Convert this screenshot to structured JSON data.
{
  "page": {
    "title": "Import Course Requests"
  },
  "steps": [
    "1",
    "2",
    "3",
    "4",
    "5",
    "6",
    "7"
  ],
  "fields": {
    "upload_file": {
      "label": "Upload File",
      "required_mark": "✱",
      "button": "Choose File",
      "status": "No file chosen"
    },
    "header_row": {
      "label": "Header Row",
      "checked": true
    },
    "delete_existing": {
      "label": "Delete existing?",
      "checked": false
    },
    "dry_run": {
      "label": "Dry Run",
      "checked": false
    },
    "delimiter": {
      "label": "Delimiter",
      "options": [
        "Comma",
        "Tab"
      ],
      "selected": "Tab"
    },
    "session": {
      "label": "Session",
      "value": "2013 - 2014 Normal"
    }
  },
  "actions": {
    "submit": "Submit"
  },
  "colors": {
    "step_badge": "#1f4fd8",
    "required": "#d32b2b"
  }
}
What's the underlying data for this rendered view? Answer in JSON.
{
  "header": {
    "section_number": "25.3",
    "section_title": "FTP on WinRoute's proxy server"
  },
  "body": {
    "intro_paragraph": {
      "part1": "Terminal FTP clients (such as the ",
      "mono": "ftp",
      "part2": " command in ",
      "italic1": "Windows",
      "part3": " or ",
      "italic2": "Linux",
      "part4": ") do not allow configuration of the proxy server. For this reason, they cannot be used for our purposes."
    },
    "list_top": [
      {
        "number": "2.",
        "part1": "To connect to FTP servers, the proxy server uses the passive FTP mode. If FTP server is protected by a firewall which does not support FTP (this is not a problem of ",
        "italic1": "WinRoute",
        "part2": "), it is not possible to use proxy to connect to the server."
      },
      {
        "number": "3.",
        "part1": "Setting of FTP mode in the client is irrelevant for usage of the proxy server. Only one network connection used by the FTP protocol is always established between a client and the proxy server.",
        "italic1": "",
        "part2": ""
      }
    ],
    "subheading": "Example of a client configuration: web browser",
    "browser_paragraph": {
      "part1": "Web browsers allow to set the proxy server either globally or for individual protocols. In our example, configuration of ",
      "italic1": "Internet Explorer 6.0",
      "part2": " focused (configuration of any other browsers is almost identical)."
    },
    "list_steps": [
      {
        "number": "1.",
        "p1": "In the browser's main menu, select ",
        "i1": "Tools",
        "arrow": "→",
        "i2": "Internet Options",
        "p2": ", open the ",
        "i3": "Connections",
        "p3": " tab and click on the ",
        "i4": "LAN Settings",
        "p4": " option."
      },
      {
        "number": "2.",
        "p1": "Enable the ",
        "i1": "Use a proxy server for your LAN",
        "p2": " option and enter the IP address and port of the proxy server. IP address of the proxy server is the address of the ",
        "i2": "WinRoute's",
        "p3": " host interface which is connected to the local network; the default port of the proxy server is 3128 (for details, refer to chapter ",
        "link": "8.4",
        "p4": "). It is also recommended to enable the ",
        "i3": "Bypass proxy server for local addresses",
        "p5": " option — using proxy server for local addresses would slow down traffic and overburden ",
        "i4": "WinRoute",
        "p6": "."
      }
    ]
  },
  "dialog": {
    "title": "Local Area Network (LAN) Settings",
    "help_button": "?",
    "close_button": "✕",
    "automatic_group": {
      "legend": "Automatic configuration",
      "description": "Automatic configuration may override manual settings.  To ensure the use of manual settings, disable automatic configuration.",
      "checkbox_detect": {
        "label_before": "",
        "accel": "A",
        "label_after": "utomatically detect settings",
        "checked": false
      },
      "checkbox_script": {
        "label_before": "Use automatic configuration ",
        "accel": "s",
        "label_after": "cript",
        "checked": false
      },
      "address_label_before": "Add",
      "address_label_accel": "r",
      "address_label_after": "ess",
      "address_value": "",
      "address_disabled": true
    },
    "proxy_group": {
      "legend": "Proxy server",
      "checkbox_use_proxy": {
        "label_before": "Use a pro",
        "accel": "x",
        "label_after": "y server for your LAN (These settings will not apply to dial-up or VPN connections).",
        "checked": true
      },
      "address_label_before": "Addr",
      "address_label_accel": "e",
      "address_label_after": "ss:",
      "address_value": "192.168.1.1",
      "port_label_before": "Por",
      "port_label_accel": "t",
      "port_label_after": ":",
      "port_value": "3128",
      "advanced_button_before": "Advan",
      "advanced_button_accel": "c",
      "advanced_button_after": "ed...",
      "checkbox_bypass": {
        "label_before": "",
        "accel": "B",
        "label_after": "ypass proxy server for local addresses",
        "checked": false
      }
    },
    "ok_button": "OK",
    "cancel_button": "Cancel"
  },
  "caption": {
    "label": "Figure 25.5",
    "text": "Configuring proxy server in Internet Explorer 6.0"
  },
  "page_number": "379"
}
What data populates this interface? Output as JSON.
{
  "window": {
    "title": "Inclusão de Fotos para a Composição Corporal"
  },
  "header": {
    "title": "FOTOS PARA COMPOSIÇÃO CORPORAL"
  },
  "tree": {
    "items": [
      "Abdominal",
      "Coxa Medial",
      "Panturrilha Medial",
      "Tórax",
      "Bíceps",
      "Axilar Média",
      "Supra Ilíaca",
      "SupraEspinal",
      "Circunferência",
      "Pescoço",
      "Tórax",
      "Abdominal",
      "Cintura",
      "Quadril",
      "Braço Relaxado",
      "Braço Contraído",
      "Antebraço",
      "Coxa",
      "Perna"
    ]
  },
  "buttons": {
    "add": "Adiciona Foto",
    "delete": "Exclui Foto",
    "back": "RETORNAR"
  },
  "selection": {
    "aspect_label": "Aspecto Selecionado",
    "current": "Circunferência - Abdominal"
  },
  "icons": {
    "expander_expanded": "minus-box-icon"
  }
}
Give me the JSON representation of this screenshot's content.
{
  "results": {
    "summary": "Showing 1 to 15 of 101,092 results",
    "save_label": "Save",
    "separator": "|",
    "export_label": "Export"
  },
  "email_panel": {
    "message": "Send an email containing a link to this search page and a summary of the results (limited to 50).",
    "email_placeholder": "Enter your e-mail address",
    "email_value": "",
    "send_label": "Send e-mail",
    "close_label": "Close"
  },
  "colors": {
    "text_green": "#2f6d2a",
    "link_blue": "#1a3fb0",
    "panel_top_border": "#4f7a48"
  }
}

_REQUIRED WORK:_ Repeat the preceding lines exactly, please, every one of them.

_RESPONSE TO THE TASK:_
Convert this screenshot to structured JSON data.
{
  "page": {
    "title": "Import Course Requests"
  },
  "steps": [
    "1",
    "2",
    "3",
    "4",
    "5",
    "6",
    "7"
  ],
  "fields": {
    "upload_file": {
      "label": "Upload File",
      "required_mark": "✱",
      "button": "Choose File",
      "status": "No file chosen"
    },
    "header_row": {
      "label": "Header Row",
      "checked": true
    },
    "delete_existing": {
      "label": "Delete existing?",
      "checked": false
    },
    "dry_run": {
      "label": "Dry Run",
      "checked": false
    },
    "delimiter": {
      "label": "Delimiter",
      "options": [
        "Comma",
        "Tab"
      ],
      "selected": "Tab"
    },
    "session": {
      "label": "Session",
      "value": "2013 - 2014 Normal"
    }
  },
  "actions": {
    "submit": "Submit"
  },
  "colors": {
    "step_badge": "#1f4fd8",
    "required": "#d32b2b"
  }
}
What's the underlying data for this rendered view? Answer in JSON.
{
  "header": {
    "section_number": "25.3",
    "section_title": "FTP on WinRoute's proxy server"
  },
  "body": {
    "intro_paragraph": {
      "part1": "Terminal FTP clients (such as the ",
      "mono": "ftp",
      "part2": " command in ",
      "italic1": "Windows",
      "part3": " or ",
      "italic2": "Linux",
      "part4": ") do not allow configuration of the proxy server. For this reason, they cannot be used for our purposes."
    },
    "list_top": [
      {
        "number": "2.",
        "part1": "To connect to FTP servers, the proxy server uses the passive FTP mode. If FTP server is protected by a firewall which does not support FTP (this is not a problem of ",
        "italic1": "WinRoute",
        "part2": "), it is not possible to use proxy to connect to the server."
      },
      {
        "number": "3.",
        "part1": "Setting of FTP mode in the client is irrelevant for usage of the proxy server. Only one network connection used by the FTP protocol is always established between a client and the proxy server.",
        "italic1": "",
        "part2": ""
      }
    ],
    "subheading": "Example of a client configuration: web browser",
    "browser_paragraph": {
      "part1": "Web browsers allow to set the proxy server either globally or for individual protocols. In our example, configuration of ",
      "italic1": "Internet Explorer 6.0",
      "part2": " focused (configuration of any other browsers is almost identical)."
    },
    "list_steps": [
      {
        "number": "1.",
        "p1": "In the browser's main menu, select ",
        "i1": "Tools",
        "arrow": "→",
        "i2": "Internet Options",
        "p2": ", open the ",
        "i3": "Connections",
        "p3": " tab and click on the ",
        "i4": "LAN Settings",
        "p4": " option."
      },
      {
        "number": "2.",
        "p1": "Enable the ",
        "i1": "Use a proxy server for your LAN",
        "p2": " option and enter the IP address and port of the proxy server. IP address of the proxy server is the address of the ",
        "i2": "WinRoute's",
        "p3": " host interface which is connected to the local network; the default port of the proxy server is 3128 (for details, refer to chapter ",
        "link": "8.4",
        "p4": "). It is also recommended to enable the ",
        "i3": "Bypass proxy server for local addresses",
        "p5": " option — using proxy server for local addresses would slow down traffic and overburden ",
        "i4": "WinRoute",
        "p6": "."
      }
    ]
  },
  "dialog": {
    "title": "Local Area Network (LAN) Settings",
    "help_button": "?",
    "close_button": "✕",
    "automatic_group": {
      "legend": "Automatic configuration",
      "description": "Automatic configuration may override manual settings.  To ensure the use of manual settings, disable automatic configuration.",
      "checkbox_detect": {
        "label_before": "",
        "accel": "A",
        "label_after": "utomatically detect settings",
        "checked": false
      },
      "checkbox_script": {
        "label_before": "Use automatic configuration ",
        "accel": "s",
        "label_after": "cript",
        "checked": false
      },
      "address_label_before": "Add",
      "address_label_accel": "r",
      "address_label_after": "ess",
      "address_value": "",
      "address_disabled": true
    },
    "proxy_group": {
      "legend": "Proxy server",
      "checkbox_use_proxy": {
        "label_before": "Use a pro",
        "accel": "x",
        "label_after": "y server for your LAN (These settings will not apply to dial-up or VPN connections).",
        "checked": true
      },
      "address_label_before": "Addr",
      "address_label_accel": "e",
      "address_label_after": "ss:",
      "address_value": "192.168.1.1",
      "port_label_before": "Por",
      "port_label_accel": "t",
      "port_label_after": ":",
      "port_value": "3128",
      "advanced_button_before": "Advan",
      "advanced_button_accel": "c",
      "advanced_button_after": "ed...",
      "checkbox_bypass": {
        "label_before": "",
        "accel": "B",
        "label_after": "ypass proxy server for local addresses",
        "checked": false
      }
    },
    "ok_button": "OK",
    "cancel_button": "Cancel"
  },
  "caption": {
    "label": "Figure 25.5",
    "text": "Configuring proxy server in Internet Explorer 6.0"
  },
  "page_number": "379"
}
What data populates this interface? Output as JSON.
{
  "window": {
    "title": "Inclusão de Fotos para a Composição Corporal"
  },
  "header": {
    "title": "FOTOS PARA COMPOSIÇÃO CORPORAL"
  },
  "tree": {
    "items": [
      "Abdominal",
      "Coxa Medial",
      "Panturrilha Medial",
      "Tórax",
      "Bíceps",
      "Axilar Média",
      "Supra Ilíaca",
      "SupraEspinal",
      "Circunferência",
      "Pescoço",
      "Tórax",
      "Abdominal",
      "Cintura",
      "Quadril",
      "Braço Relaxado",
      "Braço Contraído",
      "Antebraço",
      "Coxa",
      "Perna"
    ]
  },
  "buttons": {
    "add": "Adiciona Foto",
    "delete": "Exclui Foto",
    "back": "RETORNAR"
  },
  "selection": {
    "aspect_label": "Aspecto Selecionado",
    "current": "Circunferência - Abdominal"
  },
  "icons": {
    "expander_expanded": "minus-box-icon"
  }
}
Give me the JSON representation of this screenshot's content.
{
  "results": {
    "summary": "Showing 1 to 15 of 101,092 results",
    "save_label": "Save",
    "separator": "|",
    "export_label": "Export"
  },
  "email_panel": {
    "message": "Send an email containing a link to this search page and a summary of the results (limited to 50).",
    "email_placeholder": "Enter your e-mail address",
    "email_value": "",
    "send_label": "Send e-mail",
    "close_label": "Close"
  },
  "colors": {
    "text_green": "#2f6d2a",
    "link_blue": "#1a3fb0",
    "panel_top_border": "#4f7a48"
  }
}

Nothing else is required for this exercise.